• **REQUIRED WORK**
Quote the records beneath, complete and exact. Leave out images.

===== EXERCISE INPUTS =====

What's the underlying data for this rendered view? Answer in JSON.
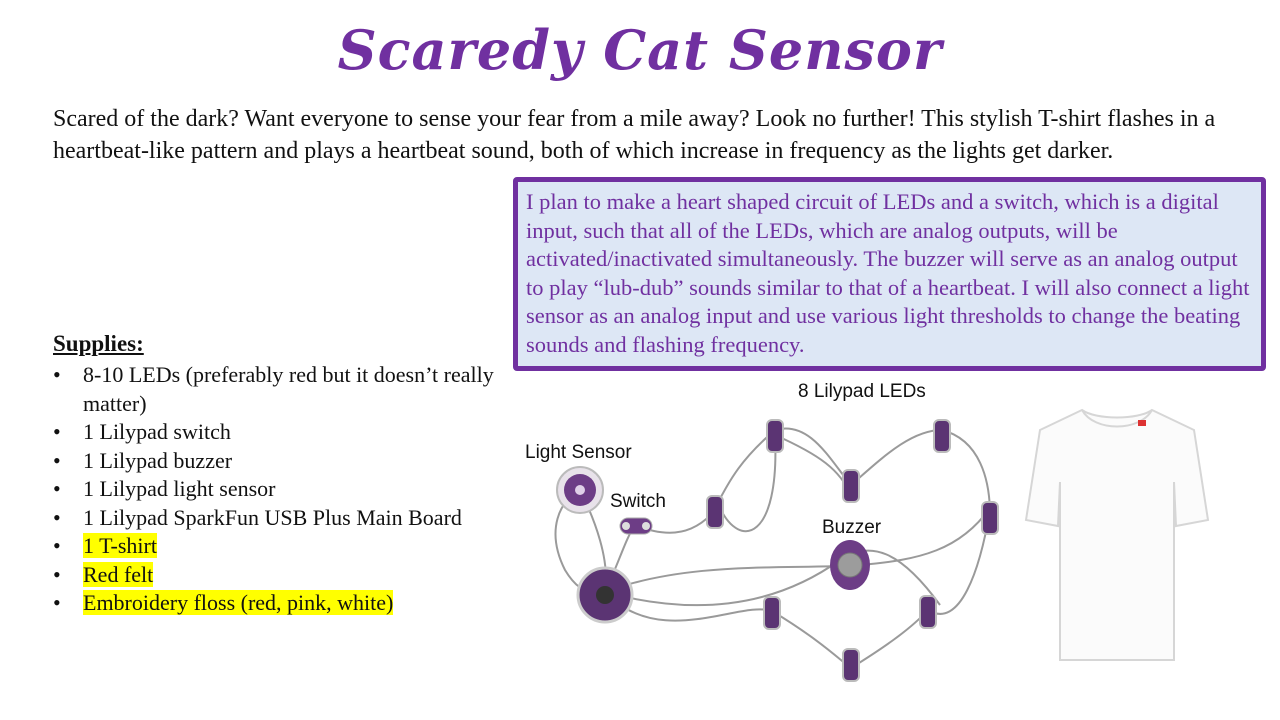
{
  "title": "Scaredy Cat Sensor",
  "intro": "Scared of the dark? Want everyone to sense your fear from a mile away? Look no further! This stylish T-shirt flashes in a heartbeat-like pattern and plays a heartbeat sound, both of which increase in frequency as the lights get darker.",
  "plan": "I plan to make a heart shaped circuit of LEDs and a switch, which is a digital input, such that all of the LEDs, which are analog outputs, will be activated/inactivated simultaneously. The buzzer will serve as an analog output to play “lub-dub” sounds similar to that of a heartbeat. I will also connect a light sensor as an analog input and use various light thresholds to change the beating sounds and flashing frequency.",
  "supplies": {
    "heading": "Supplies:",
    "items": [
      "8-10 LEDs (preferably red but it doesn’t really matter)",
      "1 Lilypad switch",
      "1 Lilypad buzzer",
      "1 Lilypad light sensor",
      "1 Lilypad SparkFun USB Plus Main Board",
      "1 T-shirt",
      "Red felt",
      "Embroidery floss (red, pink, white)"
    ]
  },
  "diagram": {
    "leds_label": "8 Lilypad LEDs",
    "light_sensor_label": "Light Sensor",
    "switch_label": "Switch",
    "buzzer_label": "Buzzer"
  },
  "colors": {
    "accent": "#7030a0",
    "plan_bg": "#dde7f5",
    "highlight": "#ffff00",
    "board": "#5b3473"
  }
}
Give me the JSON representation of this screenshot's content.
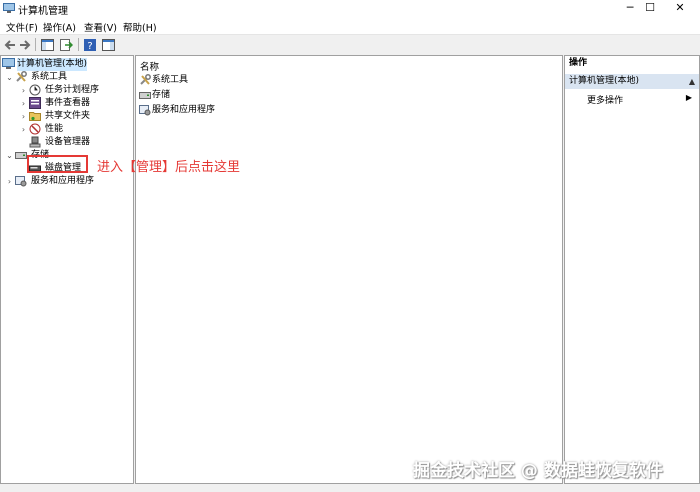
{
  "window": {
    "title": "计算机管理",
    "minimize_glyph": "─",
    "maximize_glyph": "☐",
    "close_glyph": "✕"
  },
  "menu": {
    "items": [
      "文件(F)",
      "操作(A)",
      "查看(V)",
      "帮助(H)"
    ]
  },
  "toolbar": {
    "icons": [
      "back-arrow-icon",
      "forward-arrow-icon",
      "show-console-tree-icon",
      "export-list-icon",
      "help-icon",
      "show-action-pane-icon"
    ]
  },
  "tree": {
    "root": "计算机管理(本地)",
    "system_tools": "系统工具",
    "task_scheduler": "任务计划程序",
    "event_viewer": "事件查看器",
    "shared_folders": "共享文件夹",
    "performance": "性能",
    "device_manager": "设备管理器",
    "storage": "存储",
    "disk_management": "磁盘管理",
    "services_apps": "服务和应用程序"
  },
  "list": {
    "column_header": "名称",
    "items": [
      "系统工具",
      "存储",
      "服务和应用程序"
    ]
  },
  "actions": {
    "header": "操作",
    "section": "计算机管理(本地)",
    "more": "更多操作"
  },
  "annotation": {
    "text": "进入【管理】后点击这里",
    "color": "#e53935"
  },
  "watermark": "掘金技术社区 @ 数据蛙恢复软件"
}
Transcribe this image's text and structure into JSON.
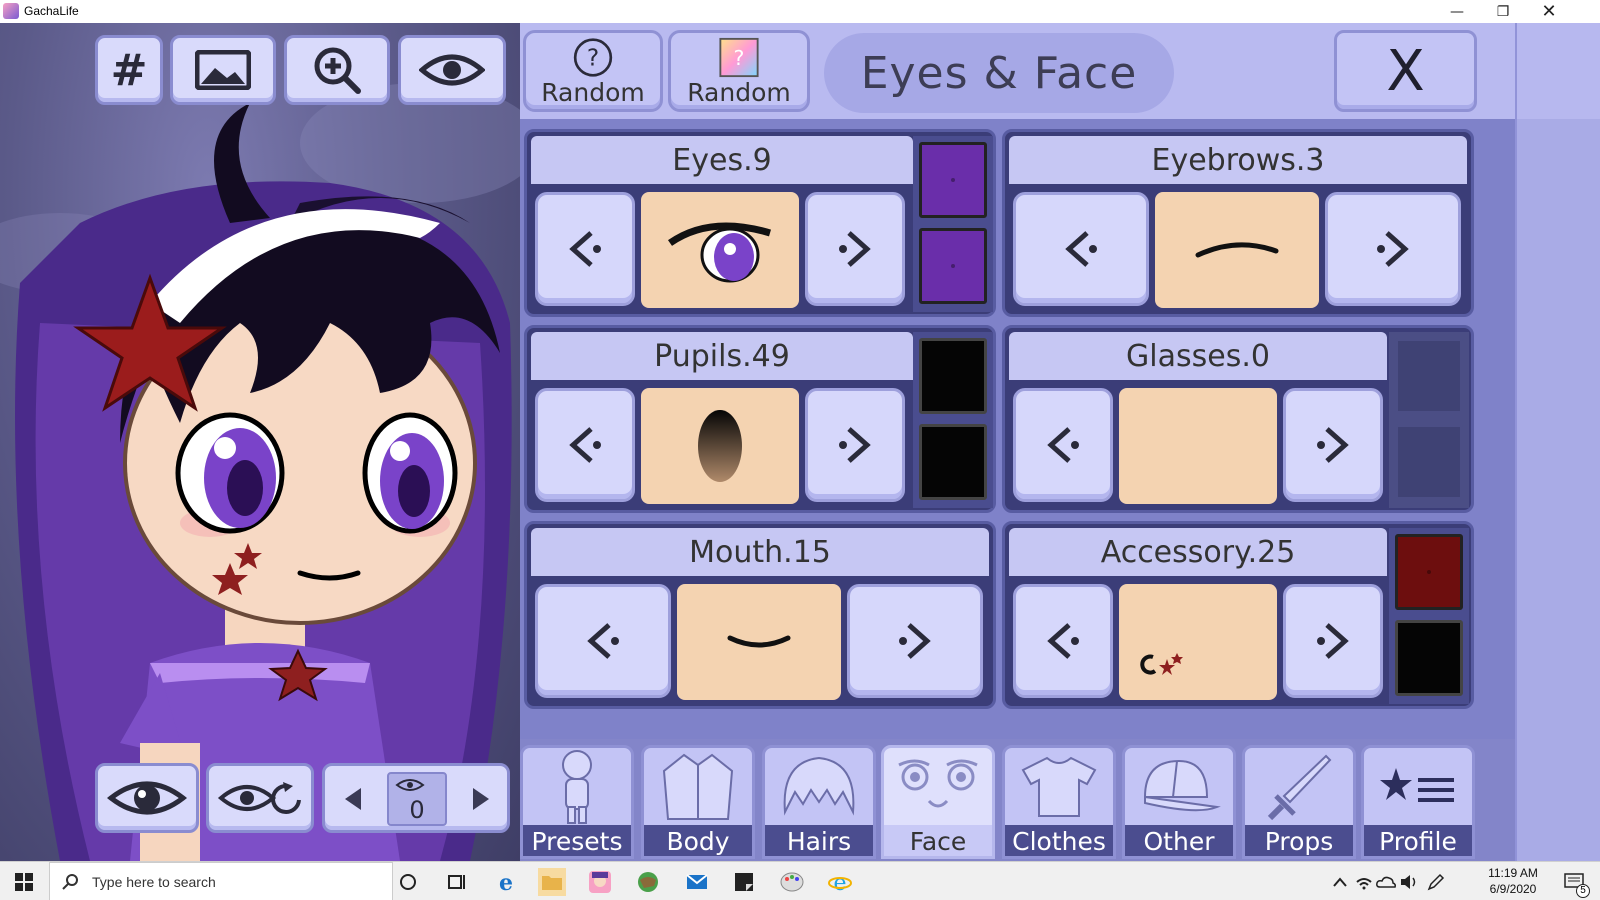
{
  "window": {
    "title": "GachaLife"
  },
  "toolbar": {
    "hash_label": "#"
  },
  "preview_controls": {
    "layer_value": "0"
  },
  "header": {
    "random1_label": "Random",
    "random2_label": "Random",
    "title": "Eyes & Face",
    "close_label": "X"
  },
  "cells": {
    "eyes": {
      "label": "Eyes.9",
      "colors": [
        "#6a2eaa",
        "#6a2eaa"
      ]
    },
    "eyebrows": {
      "label": "Eyebrows.3"
    },
    "pupils": {
      "label": "Pupils.49",
      "colors": [
        "#050505",
        "#050505"
      ]
    },
    "glasses": {
      "label": "Glasses.0"
    },
    "mouth": {
      "label": "Mouth.15"
    },
    "accessory": {
      "label": "Accessory.25",
      "colors": [
        "#6d0e0e",
        "#050505"
      ]
    }
  },
  "tabs": [
    {
      "label": "Presets",
      "icon": "person-icon"
    },
    {
      "label": "Body",
      "icon": "jacket-icon"
    },
    {
      "label": "Hairs",
      "icon": "hair-icon"
    },
    {
      "label": "Face",
      "icon": "face-icon"
    },
    {
      "label": "Clothes",
      "icon": "shirt-icon"
    },
    {
      "label": "Other",
      "icon": "cap-icon"
    },
    {
      "label": "Props",
      "icon": "sword-icon"
    },
    {
      "label": "Profile",
      "icon": "star-list-icon"
    }
  ],
  "taskbar": {
    "search_placeholder": "Type here to search",
    "time": "11:19 AM",
    "date": "6/9/2020",
    "notification_count": "5"
  },
  "colors": {
    "panel_dark": "#3b3d78",
    "panel_light": "#c3c4f5",
    "skin": "#f4d3b1"
  }
}
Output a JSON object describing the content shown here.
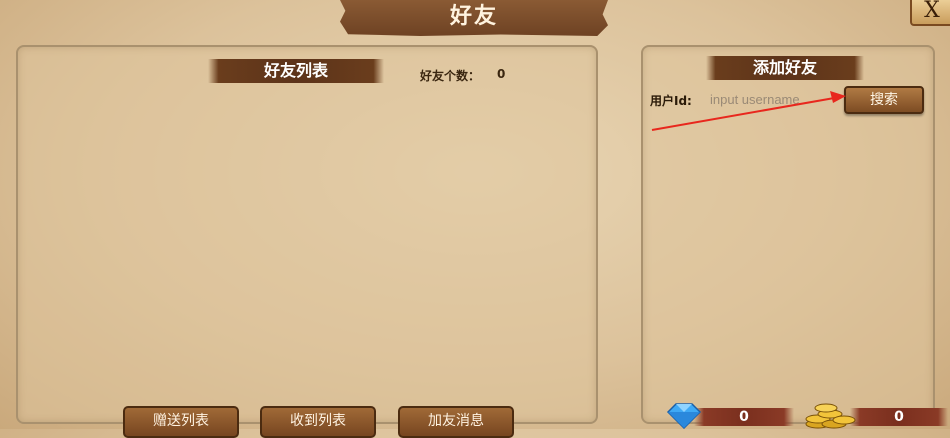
{
  "window": {
    "title": "好友",
    "close_label": "X"
  },
  "friends_panel": {
    "header": "好友列表",
    "count_label": "好友个数：",
    "count_value": "0"
  },
  "add_panel": {
    "header": "添加好友",
    "uid_label": "用户Id:",
    "uid_placeholder": "input username",
    "search_label": "搜索"
  },
  "tabs": [
    {
      "label": "赠送列表"
    },
    {
      "label": "收到列表"
    },
    {
      "label": "加友消息"
    }
  ],
  "currency": {
    "gems": "0",
    "gold": "0"
  },
  "icons": {
    "gem": "gem-icon",
    "gold": "gold-coins-icon",
    "arrow": "red-arrow-annotation"
  },
  "colors": {
    "arrow": "#e8271d",
    "button_brown": "#7d4c23",
    "panel_border": "#a9916e"
  }
}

=====

• **EXERCISE ANSWER**
What's the underlying data for this rendered view? Answer in JSON.
{
  "title": "Scaredy Cat Sensor",
  "intro": "Scared of the dark? Want everyone to sense your fear from a mile away? Look no further! This stylish T-shirt flashes in a heartbeat-like pattern and plays a heartbeat sound, both of which increase in frequency as the lights get darker.",
  "plan": "I plan to make a heart shaped circuit of LEDs and a switch, which is a digital input, such that all of the LEDs, which are analog outputs, will be activated/inactivated simultaneously. The buzzer will serve as an analog output to play “lub-dub” sounds similar to that of a heartbeat. I will also connect a light sensor as an analog input and use various light thresholds to change the beating sounds and flashing frequency.",
  "supplies": {
    "heading": "Supplies:",
    "items": [
      "8-10 LEDs (preferably red but it doesn’t really matter)",
      "1 Lilypad switch",
      "1 Lilypad buzzer",
      "1 Lilypad light sensor",
      "1 Lilypad SparkFun USB Plus Main Board",
      "1 T-shirt",
      "Red felt",
      "Embroidery floss (red, pink, white)"
    ]
  },
  "diagram": {
    "leds_label": "8 Lilypad LEDs",
    "light_sensor_label": "Light Sensor",
    "switch_label": "Switch",
    "buzzer_label": "Buzzer"
  },
  "colors": {
    "accent": "#7030a0",
    "plan_bg": "#dde7f5",
    "highlight": "#ffff00",
    "board": "#5b3473"
  }
}
Give me the JSON representation of this screenshot's content.
{
  "window": {
    "title": "计算机管理",
    "minimize_glyph": "─",
    "maximize_glyph": "☐",
    "close_glyph": "✕"
  },
  "menu": {
    "items": [
      "文件(F)",
      "操作(A)",
      "查看(V)",
      "帮助(H)"
    ]
  },
  "toolbar": {
    "icons": [
      "back-arrow-icon",
      "forward-arrow-icon",
      "show-console-tree-icon",
      "export-list-icon",
      "help-icon",
      "show-action-pane-icon"
    ]
  },
  "tree": {
    "root": "计算机管理(本地)",
    "system_tools": "系统工具",
    "task_scheduler": "任务计划程序",
    "event_viewer": "事件查看器",
    "shared_folders": "共享文件夹",
    "performance": "性能",
    "device_manager": "设备管理器",
    "storage": "存储",
    "disk_management": "磁盘管理",
    "services_apps": "服务和应用程序"
  },
  "list": {
    "column_header": "名称",
    "items": [
      "系统工具",
      "存储",
      "服务和应用程序"
    ]
  },
  "actions": {
    "header": "操作",
    "section": "计算机管理(本地)",
    "more": "更多操作"
  },
  "annotation": {
    "text": "进入【管理】后点击这里",
    "color": "#e53935"
  },
  "watermark": "掘金技术社区 @ 数据蛙恢复软件"
}
Transcribe this image's text and structure into JSON.
{
  "window": {
    "title": "GachaLife"
  },
  "toolbar": {
    "hash_label": "#"
  },
  "preview_controls": {
    "layer_value": "0"
  },
  "header": {
    "random1_label": "Random",
    "random2_label": "Random",
    "title": "Eyes & Face",
    "close_label": "X"
  },
  "cells": {
    "eyes": {
      "label": "Eyes.9",
      "colors": [
        "#6a2eaa",
        "#6a2eaa"
      ]
    },
    "eyebrows": {
      "label": "Eyebrows.3"
    },
    "pupils": {
      "label": "Pupils.49",
      "colors": [
        "#050505",
        "#050505"
      ]
    },
    "glasses": {
      "label": "Glasses.0"
    },
    "mouth": {
      "label": "Mouth.15"
    },
    "accessory": {
      "label": "Accessory.25",
      "colors": [
        "#6d0e0e",
        "#050505"
      ]
    }
  },
  "tabs": [
    {
      "label": "Presets",
      "icon": "person-icon"
    },
    {
      "label": "Body",
      "icon": "jacket-icon"
    },
    {
      "label": "Hairs",
      "icon": "hair-icon"
    },
    {
      "label": "Face",
      "icon": "face-icon"
    },
    {
      "label": "Clothes",
      "icon": "shirt-icon"
    },
    {
      "label": "Other",
      "icon": "cap-icon"
    },
    {
      "label": "Props",
      "icon": "sword-icon"
    },
    {
      "label": "Profile",
      "icon": "star-list-icon"
    }
  ],
  "taskbar": {
    "search_placeholder": "Type here to search",
    "time": "11:19 AM",
    "date": "6/9/2020",
    "notification_count": "5"
  },
  "colors": {
    "panel_dark": "#3b3d78",
    "panel_light": "#c3c4f5",
    "skin": "#f4d3b1"
  }
}
Output a JSON object describing the content shown here.
{
  "window": {
    "title": "好友",
    "close_label": "X"
  },
  "friends_panel": {
    "header": "好友列表",
    "count_label": "好友个数：",
    "count_value": "0"
  },
  "add_panel": {
    "header": "添加好友",
    "uid_label": "用户Id:",
    "uid_placeholder": "input username",
    "search_label": "搜索"
  },
  "tabs": [
    {
      "label": "赠送列表"
    },
    {
      "label": "收到列表"
    },
    {
      "label": "加友消息"
    }
  ],
  "currency": {
    "gems": "0",
    "gold": "0"
  },
  "icons": {
    "gem": "gem-icon",
    "gold": "gold-coins-icon",
    "arrow": "red-arrow-annotation"
  },
  "colors": {
    "arrow": "#e8271d",
    "button_brown": "#7d4c23",
    "panel_border": "#a9916e"
  }
}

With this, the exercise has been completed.